_Task goal_. Look through the material below. Copy every line with the string "visible" in it.

[Start Exercise data]

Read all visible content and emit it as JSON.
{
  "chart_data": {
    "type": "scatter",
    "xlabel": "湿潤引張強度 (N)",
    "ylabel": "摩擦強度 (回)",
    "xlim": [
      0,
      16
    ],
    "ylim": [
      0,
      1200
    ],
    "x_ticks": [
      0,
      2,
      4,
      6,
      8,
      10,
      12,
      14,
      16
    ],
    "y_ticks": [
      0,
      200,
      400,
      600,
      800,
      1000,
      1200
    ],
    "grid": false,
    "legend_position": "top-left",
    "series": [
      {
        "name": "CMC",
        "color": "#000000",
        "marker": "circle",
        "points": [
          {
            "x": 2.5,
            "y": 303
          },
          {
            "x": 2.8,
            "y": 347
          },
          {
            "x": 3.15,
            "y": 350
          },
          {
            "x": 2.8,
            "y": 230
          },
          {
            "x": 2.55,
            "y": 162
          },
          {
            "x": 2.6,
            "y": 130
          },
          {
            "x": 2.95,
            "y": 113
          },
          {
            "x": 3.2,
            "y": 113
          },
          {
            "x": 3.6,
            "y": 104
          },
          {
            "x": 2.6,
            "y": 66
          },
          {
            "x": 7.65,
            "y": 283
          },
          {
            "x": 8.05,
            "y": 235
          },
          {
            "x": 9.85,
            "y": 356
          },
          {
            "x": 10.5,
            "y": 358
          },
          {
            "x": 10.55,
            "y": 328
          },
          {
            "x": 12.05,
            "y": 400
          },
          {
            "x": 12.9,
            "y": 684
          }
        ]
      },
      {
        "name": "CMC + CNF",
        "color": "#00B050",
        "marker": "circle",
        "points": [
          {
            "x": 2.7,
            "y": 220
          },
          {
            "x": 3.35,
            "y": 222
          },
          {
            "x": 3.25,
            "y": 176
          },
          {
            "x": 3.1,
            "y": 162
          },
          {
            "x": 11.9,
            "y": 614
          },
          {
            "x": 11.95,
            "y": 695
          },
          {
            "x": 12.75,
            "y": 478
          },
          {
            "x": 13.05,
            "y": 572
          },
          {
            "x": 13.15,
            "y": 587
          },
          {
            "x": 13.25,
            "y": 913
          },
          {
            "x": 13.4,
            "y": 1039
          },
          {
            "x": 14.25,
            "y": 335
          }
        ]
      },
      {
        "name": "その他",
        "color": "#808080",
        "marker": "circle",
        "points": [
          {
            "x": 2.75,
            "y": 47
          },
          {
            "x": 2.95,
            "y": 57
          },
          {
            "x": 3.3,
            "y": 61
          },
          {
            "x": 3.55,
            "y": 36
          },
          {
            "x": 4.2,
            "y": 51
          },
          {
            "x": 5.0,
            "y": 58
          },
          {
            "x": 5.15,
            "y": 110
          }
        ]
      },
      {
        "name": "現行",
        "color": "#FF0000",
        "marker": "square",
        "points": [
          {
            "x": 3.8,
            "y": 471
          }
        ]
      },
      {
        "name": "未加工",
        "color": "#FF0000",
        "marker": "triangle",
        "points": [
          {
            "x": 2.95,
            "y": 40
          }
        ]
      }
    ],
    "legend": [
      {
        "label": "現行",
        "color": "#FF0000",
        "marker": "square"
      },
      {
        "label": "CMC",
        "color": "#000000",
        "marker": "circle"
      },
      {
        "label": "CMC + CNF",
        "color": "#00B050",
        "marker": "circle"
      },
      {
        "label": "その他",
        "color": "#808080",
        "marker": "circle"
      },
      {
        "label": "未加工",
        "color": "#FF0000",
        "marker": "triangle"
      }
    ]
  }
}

[End Exercise data]
[Start Exercise data]

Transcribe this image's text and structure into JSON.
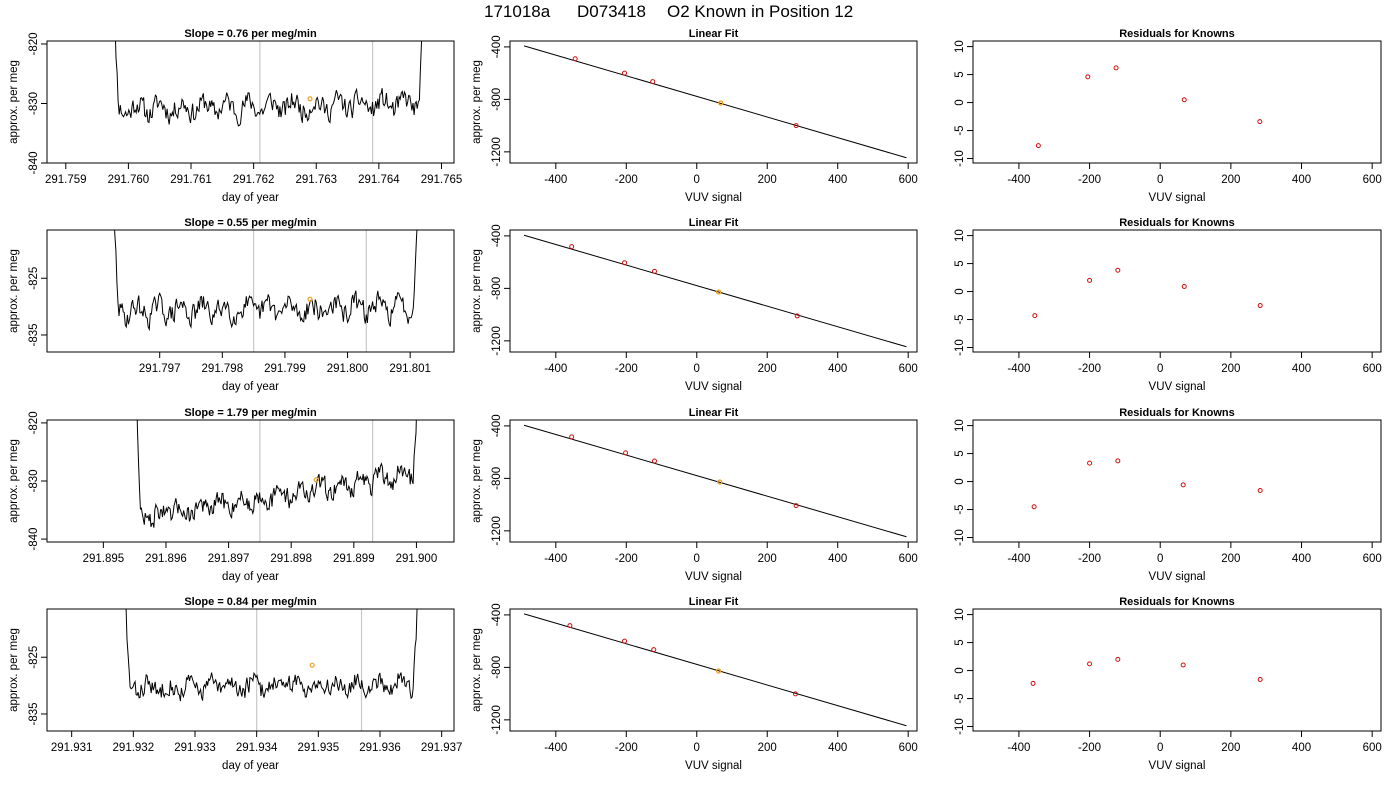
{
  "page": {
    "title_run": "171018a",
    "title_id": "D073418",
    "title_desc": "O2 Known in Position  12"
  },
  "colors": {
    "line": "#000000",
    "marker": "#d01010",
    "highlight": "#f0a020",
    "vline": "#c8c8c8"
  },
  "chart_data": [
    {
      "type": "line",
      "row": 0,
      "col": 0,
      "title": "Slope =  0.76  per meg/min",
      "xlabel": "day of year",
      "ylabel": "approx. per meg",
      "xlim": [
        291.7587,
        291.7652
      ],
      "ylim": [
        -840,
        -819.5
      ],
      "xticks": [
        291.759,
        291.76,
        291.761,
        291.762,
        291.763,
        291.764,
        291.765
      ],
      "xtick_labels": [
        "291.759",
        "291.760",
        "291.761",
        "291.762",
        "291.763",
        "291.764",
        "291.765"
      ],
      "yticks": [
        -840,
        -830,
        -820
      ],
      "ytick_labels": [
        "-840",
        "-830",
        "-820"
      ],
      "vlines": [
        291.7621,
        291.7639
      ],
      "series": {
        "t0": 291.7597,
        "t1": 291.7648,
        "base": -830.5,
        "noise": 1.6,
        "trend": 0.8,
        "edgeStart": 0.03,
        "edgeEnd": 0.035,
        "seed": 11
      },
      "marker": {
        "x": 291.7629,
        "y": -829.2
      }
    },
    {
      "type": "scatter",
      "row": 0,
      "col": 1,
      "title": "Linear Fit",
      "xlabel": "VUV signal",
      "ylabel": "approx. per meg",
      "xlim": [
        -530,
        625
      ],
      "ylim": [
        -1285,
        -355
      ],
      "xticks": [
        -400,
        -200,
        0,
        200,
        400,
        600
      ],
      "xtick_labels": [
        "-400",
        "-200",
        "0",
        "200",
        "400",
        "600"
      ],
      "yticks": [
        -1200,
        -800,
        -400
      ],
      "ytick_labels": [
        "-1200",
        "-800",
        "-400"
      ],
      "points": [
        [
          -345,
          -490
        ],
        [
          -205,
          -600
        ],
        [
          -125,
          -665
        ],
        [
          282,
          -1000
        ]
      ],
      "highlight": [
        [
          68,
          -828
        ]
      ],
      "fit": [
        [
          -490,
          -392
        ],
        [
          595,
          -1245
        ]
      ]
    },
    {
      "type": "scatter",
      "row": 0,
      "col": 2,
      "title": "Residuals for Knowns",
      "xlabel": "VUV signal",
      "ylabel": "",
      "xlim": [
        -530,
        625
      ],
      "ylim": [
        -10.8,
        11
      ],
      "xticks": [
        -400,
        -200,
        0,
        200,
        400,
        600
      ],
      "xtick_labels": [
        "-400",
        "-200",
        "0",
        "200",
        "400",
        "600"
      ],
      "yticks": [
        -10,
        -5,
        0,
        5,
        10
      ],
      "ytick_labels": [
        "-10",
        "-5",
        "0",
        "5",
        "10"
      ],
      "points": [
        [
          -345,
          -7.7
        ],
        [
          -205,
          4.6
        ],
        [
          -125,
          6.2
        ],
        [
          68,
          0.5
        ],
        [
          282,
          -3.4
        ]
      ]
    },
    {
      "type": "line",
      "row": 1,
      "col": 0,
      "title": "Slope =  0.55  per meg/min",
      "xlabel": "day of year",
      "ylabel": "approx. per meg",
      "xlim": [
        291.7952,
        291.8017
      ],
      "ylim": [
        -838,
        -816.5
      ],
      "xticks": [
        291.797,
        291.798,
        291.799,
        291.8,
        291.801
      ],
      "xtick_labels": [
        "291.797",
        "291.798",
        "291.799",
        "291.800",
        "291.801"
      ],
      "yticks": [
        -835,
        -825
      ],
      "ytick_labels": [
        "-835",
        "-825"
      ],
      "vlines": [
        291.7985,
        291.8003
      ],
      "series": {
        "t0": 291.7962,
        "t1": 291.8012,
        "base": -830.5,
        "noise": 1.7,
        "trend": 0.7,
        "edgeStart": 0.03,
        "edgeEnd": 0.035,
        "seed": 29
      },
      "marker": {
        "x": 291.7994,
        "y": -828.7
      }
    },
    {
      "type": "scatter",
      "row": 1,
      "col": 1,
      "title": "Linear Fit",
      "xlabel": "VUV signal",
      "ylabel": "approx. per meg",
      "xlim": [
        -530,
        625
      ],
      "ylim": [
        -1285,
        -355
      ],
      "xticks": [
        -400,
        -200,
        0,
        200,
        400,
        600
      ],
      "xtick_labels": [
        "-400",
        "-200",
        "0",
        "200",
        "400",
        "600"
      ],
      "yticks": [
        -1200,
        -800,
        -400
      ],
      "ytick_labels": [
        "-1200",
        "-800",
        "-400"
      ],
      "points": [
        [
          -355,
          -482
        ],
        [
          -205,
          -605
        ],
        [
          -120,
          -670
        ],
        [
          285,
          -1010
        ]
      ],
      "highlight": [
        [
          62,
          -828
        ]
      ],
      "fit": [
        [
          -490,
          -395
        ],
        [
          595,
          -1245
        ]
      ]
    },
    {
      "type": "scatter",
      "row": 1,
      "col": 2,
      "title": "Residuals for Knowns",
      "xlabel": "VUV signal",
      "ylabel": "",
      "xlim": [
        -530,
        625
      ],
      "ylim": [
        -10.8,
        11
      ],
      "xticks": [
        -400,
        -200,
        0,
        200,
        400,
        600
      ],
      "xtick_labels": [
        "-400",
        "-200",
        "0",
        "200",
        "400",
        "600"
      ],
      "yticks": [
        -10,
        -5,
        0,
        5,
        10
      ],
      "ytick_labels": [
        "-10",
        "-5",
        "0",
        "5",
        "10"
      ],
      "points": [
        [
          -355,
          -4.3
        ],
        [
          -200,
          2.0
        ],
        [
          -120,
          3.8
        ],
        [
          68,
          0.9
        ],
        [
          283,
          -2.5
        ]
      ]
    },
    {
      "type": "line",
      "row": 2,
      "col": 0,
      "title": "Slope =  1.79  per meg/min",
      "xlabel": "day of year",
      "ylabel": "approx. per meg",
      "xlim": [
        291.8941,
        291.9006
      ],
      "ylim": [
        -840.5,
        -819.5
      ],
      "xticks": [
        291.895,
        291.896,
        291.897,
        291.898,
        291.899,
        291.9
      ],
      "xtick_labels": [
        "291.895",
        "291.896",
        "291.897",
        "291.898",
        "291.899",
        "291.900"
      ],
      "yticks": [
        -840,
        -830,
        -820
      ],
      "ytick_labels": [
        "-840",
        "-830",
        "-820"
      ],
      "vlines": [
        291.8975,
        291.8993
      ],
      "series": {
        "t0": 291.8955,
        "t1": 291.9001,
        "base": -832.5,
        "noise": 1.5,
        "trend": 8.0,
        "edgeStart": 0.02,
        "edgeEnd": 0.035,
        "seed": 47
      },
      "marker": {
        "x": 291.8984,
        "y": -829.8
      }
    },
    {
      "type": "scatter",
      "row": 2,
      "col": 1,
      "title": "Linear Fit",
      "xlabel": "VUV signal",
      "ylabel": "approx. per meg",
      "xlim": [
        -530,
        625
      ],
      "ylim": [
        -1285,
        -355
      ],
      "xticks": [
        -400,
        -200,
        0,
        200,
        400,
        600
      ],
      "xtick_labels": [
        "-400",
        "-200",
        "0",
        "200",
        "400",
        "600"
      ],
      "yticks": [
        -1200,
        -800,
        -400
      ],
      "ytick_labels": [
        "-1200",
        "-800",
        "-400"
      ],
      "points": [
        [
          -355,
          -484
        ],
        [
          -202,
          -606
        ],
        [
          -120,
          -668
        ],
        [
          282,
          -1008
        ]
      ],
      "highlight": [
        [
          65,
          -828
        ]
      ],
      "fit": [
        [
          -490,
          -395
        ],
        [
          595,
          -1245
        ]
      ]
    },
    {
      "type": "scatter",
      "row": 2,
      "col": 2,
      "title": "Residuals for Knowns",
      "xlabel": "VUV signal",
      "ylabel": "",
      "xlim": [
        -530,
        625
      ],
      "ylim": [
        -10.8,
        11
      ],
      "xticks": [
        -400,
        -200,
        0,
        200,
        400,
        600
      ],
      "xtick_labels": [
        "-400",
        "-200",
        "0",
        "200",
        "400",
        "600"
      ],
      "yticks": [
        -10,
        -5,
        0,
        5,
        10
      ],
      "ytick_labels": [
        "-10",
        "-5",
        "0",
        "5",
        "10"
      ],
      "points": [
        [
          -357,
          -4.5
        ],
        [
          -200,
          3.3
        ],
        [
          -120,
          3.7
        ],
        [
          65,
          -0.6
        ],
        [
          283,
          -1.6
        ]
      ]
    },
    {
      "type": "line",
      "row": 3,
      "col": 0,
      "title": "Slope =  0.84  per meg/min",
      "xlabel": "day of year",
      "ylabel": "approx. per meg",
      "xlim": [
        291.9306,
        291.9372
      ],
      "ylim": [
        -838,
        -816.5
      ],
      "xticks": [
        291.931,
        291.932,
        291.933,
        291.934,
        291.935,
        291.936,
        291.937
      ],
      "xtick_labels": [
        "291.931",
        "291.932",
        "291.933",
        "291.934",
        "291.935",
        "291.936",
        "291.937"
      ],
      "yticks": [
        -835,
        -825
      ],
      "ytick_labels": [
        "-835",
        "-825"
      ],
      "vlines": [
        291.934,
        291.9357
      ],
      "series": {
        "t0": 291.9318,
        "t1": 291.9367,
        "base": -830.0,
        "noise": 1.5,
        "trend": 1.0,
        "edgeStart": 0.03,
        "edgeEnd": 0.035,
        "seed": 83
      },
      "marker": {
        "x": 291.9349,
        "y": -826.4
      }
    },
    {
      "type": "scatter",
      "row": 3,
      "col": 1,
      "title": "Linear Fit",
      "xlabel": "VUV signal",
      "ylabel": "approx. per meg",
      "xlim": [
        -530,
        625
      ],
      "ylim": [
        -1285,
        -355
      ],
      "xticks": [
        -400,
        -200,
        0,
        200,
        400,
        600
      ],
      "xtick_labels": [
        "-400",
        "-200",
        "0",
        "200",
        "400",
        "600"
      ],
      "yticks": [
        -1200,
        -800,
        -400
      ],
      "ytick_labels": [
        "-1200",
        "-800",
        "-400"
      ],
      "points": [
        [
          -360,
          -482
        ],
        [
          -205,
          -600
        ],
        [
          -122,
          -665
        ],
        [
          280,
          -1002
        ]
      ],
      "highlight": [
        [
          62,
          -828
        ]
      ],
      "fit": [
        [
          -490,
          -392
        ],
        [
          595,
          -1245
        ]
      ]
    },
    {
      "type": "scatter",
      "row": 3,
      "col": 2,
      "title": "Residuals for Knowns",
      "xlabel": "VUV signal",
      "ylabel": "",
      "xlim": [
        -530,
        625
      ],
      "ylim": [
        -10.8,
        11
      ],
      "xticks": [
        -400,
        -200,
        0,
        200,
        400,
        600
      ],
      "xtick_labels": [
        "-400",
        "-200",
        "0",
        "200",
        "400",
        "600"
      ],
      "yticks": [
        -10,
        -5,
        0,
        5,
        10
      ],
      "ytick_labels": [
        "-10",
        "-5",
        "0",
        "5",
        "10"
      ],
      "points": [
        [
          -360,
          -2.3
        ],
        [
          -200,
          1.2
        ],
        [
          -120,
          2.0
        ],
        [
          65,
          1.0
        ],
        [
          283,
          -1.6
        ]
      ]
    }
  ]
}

[End Exercise data]
[Start Exercise data]

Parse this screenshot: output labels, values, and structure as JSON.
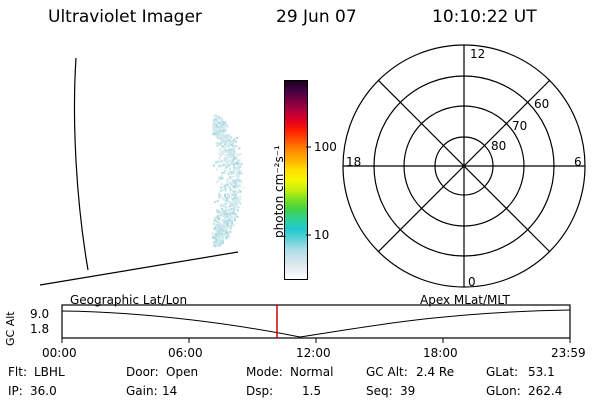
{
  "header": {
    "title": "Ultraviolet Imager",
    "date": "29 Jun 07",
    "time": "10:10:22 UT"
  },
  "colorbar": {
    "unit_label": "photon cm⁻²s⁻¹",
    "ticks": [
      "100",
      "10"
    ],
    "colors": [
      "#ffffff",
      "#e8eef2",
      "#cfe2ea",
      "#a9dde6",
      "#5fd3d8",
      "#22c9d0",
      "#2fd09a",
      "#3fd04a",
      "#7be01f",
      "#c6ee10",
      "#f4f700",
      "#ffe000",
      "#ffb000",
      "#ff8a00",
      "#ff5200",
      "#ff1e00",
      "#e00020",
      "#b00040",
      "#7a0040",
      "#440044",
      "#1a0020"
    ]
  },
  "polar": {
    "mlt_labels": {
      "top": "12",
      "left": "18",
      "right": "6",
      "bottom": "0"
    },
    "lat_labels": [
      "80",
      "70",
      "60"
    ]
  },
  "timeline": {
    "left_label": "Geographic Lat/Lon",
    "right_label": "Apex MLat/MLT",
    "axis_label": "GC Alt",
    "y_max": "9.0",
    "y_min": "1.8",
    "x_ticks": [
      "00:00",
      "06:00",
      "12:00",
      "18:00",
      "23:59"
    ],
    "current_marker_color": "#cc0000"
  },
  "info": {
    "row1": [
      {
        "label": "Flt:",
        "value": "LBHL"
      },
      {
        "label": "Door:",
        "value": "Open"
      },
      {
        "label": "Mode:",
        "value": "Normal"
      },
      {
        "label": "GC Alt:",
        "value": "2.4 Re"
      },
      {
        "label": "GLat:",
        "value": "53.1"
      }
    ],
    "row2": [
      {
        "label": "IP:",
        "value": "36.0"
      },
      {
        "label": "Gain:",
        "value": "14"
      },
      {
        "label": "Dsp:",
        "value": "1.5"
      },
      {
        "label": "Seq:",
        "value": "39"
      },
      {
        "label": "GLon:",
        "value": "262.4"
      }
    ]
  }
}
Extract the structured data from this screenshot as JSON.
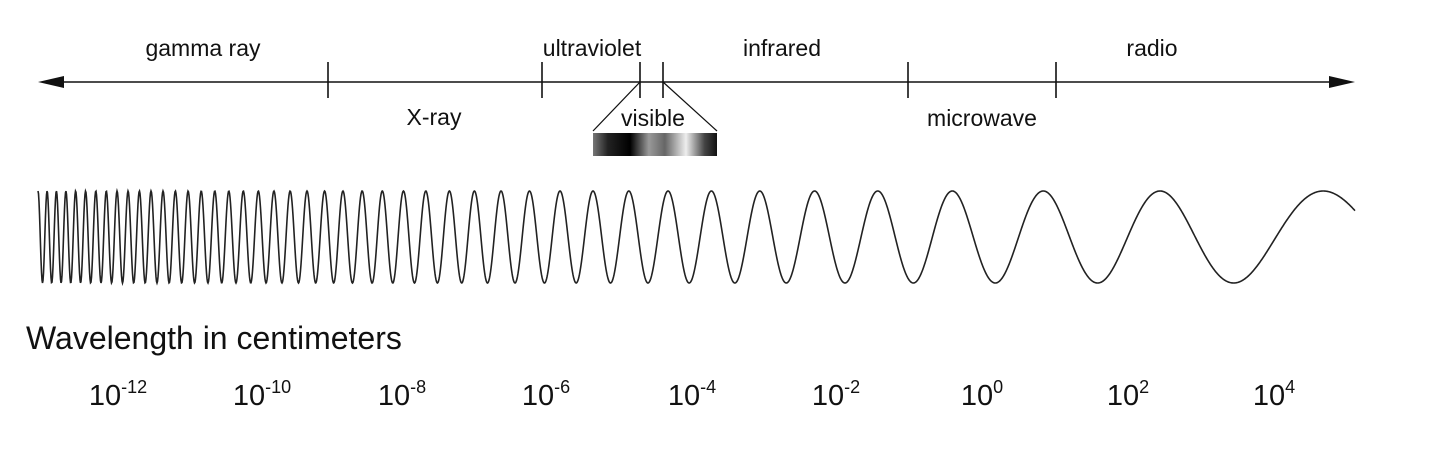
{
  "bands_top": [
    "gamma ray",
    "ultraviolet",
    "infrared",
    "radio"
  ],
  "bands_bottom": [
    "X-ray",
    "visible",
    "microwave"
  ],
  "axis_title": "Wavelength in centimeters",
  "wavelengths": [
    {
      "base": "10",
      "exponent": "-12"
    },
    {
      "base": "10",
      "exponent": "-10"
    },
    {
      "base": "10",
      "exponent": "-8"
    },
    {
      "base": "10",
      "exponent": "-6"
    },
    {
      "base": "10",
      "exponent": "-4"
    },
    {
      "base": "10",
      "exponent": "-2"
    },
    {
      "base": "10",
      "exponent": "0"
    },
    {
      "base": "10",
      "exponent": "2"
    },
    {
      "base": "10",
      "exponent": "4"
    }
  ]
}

[End Exercise data]

_Problem solution_.
Read all visible content and emit it as JSON.
    "visible",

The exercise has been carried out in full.